Written exercise >> Nothing in the records may be left out or altered; reproduce them all exactly.

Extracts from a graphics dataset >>
◇ ◇ ◇ ◇
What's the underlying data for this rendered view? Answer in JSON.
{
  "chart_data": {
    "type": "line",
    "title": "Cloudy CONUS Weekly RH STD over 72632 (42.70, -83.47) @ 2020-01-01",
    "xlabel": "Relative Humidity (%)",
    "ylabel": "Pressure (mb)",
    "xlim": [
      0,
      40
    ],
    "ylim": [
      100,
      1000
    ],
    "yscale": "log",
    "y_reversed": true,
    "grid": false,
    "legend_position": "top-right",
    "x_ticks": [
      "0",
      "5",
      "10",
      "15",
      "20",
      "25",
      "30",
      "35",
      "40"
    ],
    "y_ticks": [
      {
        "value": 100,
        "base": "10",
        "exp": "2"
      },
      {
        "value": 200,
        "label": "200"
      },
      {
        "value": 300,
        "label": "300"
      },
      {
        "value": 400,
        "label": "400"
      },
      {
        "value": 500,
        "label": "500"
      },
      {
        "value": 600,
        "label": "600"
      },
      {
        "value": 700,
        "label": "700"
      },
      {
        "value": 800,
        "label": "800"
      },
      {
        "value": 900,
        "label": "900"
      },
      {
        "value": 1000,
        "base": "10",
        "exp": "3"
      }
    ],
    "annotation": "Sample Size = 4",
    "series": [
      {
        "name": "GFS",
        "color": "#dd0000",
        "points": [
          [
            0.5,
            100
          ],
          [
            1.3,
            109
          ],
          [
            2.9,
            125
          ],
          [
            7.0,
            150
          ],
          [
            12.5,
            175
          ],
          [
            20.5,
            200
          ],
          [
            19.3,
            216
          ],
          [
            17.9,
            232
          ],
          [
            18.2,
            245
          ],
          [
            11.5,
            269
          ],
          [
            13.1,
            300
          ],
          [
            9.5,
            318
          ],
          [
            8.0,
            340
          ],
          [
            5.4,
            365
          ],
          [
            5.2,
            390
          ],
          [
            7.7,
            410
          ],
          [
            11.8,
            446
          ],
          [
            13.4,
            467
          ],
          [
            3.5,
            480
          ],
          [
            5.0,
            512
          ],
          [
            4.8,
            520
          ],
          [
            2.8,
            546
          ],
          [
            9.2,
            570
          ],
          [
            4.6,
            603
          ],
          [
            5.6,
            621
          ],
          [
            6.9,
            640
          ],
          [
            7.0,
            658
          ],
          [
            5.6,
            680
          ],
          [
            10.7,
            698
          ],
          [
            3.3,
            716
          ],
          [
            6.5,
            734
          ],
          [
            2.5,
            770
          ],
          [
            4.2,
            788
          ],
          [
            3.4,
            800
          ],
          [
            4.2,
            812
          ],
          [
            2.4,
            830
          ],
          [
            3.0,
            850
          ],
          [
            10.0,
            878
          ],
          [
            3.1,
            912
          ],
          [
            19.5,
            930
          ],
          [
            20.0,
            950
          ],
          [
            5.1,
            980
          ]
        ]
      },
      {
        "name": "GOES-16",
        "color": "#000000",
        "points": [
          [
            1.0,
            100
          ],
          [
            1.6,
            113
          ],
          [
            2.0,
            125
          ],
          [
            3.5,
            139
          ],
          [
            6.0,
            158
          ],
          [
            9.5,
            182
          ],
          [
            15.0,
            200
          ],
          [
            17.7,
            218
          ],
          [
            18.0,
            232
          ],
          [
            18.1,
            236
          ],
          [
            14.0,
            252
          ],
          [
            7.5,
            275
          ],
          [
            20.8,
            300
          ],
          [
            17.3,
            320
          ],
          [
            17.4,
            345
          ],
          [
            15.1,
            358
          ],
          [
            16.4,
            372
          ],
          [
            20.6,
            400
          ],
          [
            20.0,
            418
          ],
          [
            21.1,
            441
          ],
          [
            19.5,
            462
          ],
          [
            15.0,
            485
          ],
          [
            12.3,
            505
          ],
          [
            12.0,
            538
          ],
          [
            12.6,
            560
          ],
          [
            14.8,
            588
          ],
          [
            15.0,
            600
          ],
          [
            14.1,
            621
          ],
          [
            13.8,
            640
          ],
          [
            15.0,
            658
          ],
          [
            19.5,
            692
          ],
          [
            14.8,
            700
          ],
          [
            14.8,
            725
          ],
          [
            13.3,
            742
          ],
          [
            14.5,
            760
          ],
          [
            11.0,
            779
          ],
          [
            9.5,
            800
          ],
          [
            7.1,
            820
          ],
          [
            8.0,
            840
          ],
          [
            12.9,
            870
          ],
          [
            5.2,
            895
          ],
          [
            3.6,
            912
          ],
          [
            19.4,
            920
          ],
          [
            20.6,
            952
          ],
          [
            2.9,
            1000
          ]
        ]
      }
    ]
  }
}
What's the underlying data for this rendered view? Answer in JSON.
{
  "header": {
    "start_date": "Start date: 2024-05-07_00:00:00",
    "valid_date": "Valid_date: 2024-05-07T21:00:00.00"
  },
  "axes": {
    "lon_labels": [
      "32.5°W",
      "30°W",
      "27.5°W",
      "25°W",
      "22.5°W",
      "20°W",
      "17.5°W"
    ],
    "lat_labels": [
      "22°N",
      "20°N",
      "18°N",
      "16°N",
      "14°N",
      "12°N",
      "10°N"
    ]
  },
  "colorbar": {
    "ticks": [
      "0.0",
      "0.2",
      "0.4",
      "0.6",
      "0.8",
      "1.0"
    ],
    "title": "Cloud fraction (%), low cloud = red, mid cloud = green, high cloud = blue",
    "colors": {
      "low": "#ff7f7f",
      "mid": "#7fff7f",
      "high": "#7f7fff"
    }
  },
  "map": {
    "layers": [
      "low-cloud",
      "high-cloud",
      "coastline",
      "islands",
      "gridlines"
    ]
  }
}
◇ ◇ ◇ ◇
Exercise output >>
What's the underlying data for this rendered view? Answer in JSON.
{
  "chart_data": {
    "type": "line",
    "title": "Cloudy CONUS Weekly RH STD over 72632 (42.70, -83.47) @ 2020-01-01",
    "xlabel": "Relative Humidity (%)",
    "ylabel": "Pressure (mb)",
    "xlim": [
      0,
      40
    ],
    "ylim": [
      100,
      1000
    ],
    "yscale": "log",
    "y_reversed": true,
    "grid": false,
    "legend_position": "top-right",
    "x_ticks": [
      "0",
      "5",
      "10",
      "15",
      "20",
      "25",
      "30",
      "35",
      "40"
    ],
    "y_ticks": [
      {
        "value": 100,
        "base": "10",
        "exp": "2"
      },
      {
        "value": 200,
        "label": "200"
      },
      {
        "value": 300,
        "label": "300"
      },
      {
        "value": 400,
        "label": "400"
      },
      {
        "value": 500,
        "label": "500"
      },
      {
        "value": 600,
        "label": "600"
      },
      {
        "value": 700,
        "label": "700"
      },
      {
        "value": 800,
        "label": "800"
      },
      {
        "value": 900,
        "label": "900"
      },
      {
        "value": 1000,
        "base": "10",
        "exp": "3"
      }
    ],
    "annotation": "Sample Size = 4",
    "series": [
      {
        "name": "GFS",
        "color": "#dd0000",
        "points": [
          [
            0.5,
            100
          ],
          [
            1.3,
            109
          ],
          [
            2.9,
            125
          ],
          [
            7.0,
            150
          ],
          [
            12.5,
            175
          ],
          [
            20.5,
            200
          ],
          [
            19.3,
            216
          ],
          [
            17.9,
            232
          ],
          [
            18.2,
            245
          ],
          [
            11.5,
            269
          ],
          [
            13.1,
            300
          ],
          [
            9.5,
            318
          ],
          [
            8.0,
            340
          ],
          [
            5.4,
            365
          ],
          [
            5.2,
            390
          ],
          [
            7.7,
            410
          ],
          [
            11.8,
            446
          ],
          [
            13.4,
            467
          ],
          [
            3.5,
            480
          ],
          [
            5.0,
            512
          ],
          [
            4.8,
            520
          ],
          [
            2.8,
            546
          ],
          [
            9.2,
            570
          ],
          [
            4.6,
            603
          ],
          [
            5.6,
            621
          ],
          [
            6.9,
            640
          ],
          [
            7.0,
            658
          ],
          [
            5.6,
            680
          ],
          [
            10.7,
            698
          ],
          [
            3.3,
            716
          ],
          [
            6.5,
            734
          ],
          [
            2.5,
            770
          ],
          [
            4.2,
            788
          ],
          [
            3.4,
            800
          ],
          [
            4.2,
            812
          ],
          [
            2.4,
            830
          ],
          [
            3.0,
            850
          ],
          [
            10.0,
            878
          ],
          [
            3.1,
            912
          ],
          [
            19.5,
            930
          ],
          [
            20.0,
            950
          ],
          [
            5.1,
            980
          ]
        ]
      },
      {
        "name": "GOES-16",
        "color": "#000000",
        "points": [
          [
            1.0,
            100
          ],
          [
            1.6,
            113
          ],
          [
            2.0,
            125
          ],
          [
            3.5,
            139
          ],
          [
            6.0,
            158
          ],
          [
            9.5,
            182
          ],
          [
            15.0,
            200
          ],
          [
            17.7,
            218
          ],
          [
            18.0,
            232
          ],
          [
            18.1,
            236
          ],
          [
            14.0,
            252
          ],
          [
            7.5,
            275
          ],
          [
            20.8,
            300
          ],
          [
            17.3,
            320
          ],
          [
            17.4,
            345
          ],
          [
            15.1,
            358
          ],
          [
            16.4,
            372
          ],
          [
            20.6,
            400
          ],
          [
            20.0,
            418
          ],
          [
            21.1,
            441
          ],
          [
            19.5,
            462
          ],
          [
            15.0,
            485
          ],
          [
            12.3,
            505
          ],
          [
            12.0,
            538
          ],
          [
            12.6,
            560
          ],
          [
            14.8,
            588
          ],
          [
            15.0,
            600
          ],
          [
            14.1,
            621
          ],
          [
            13.8,
            640
          ],
          [
            15.0,
            658
          ],
          [
            19.5,
            692
          ],
          [
            14.8,
            700
          ],
          [
            14.8,
            725
          ],
          [
            13.3,
            742
          ],
          [
            14.5,
            760
          ],
          [
            11.0,
            779
          ],
          [
            9.5,
            800
          ],
          [
            7.1,
            820
          ],
          [
            8.0,
            840
          ],
          [
            12.9,
            870
          ],
          [
            5.2,
            895
          ],
          [
            3.6,
            912
          ],
          [
            19.4,
            920
          ],
          [
            20.6,
            952
          ],
          [
            2.9,
            1000
          ]
        ]
      }
    ]
  }
}
What's the underlying data for this rendered view? Answer in JSON.
{
  "header": {
    "start_date": "Start date: 2024-05-07_00:00:00",
    "valid_date": "Valid_date: 2024-05-07T21:00:00.00"
  },
  "axes": {
    "lon_labels": [
      "32.5°W",
      "30°W",
      "27.5°W",
      "25°W",
      "22.5°W",
      "20°W",
      "17.5°W"
    ],
    "lat_labels": [
      "22°N",
      "20°N",
      "18°N",
      "16°N",
      "14°N",
      "12°N",
      "10°N"
    ]
  },
  "colorbar": {
    "ticks": [
      "0.0",
      "0.2",
      "0.4",
      "0.6",
      "0.8",
      "1.0"
    ],
    "title": "Cloud fraction (%), low cloud = red, mid cloud = green, high cloud = blue",
    "colors": {
      "low": "#ff7f7f",
      "mid": "#7fff7f",
      "high": "#7f7fff"
    }
  },
  "map": {
    "layers": [
      "low-cloud",
      "high-cloud",
      "coastline",
      "islands",
      "gridlines"
    ]
  }
}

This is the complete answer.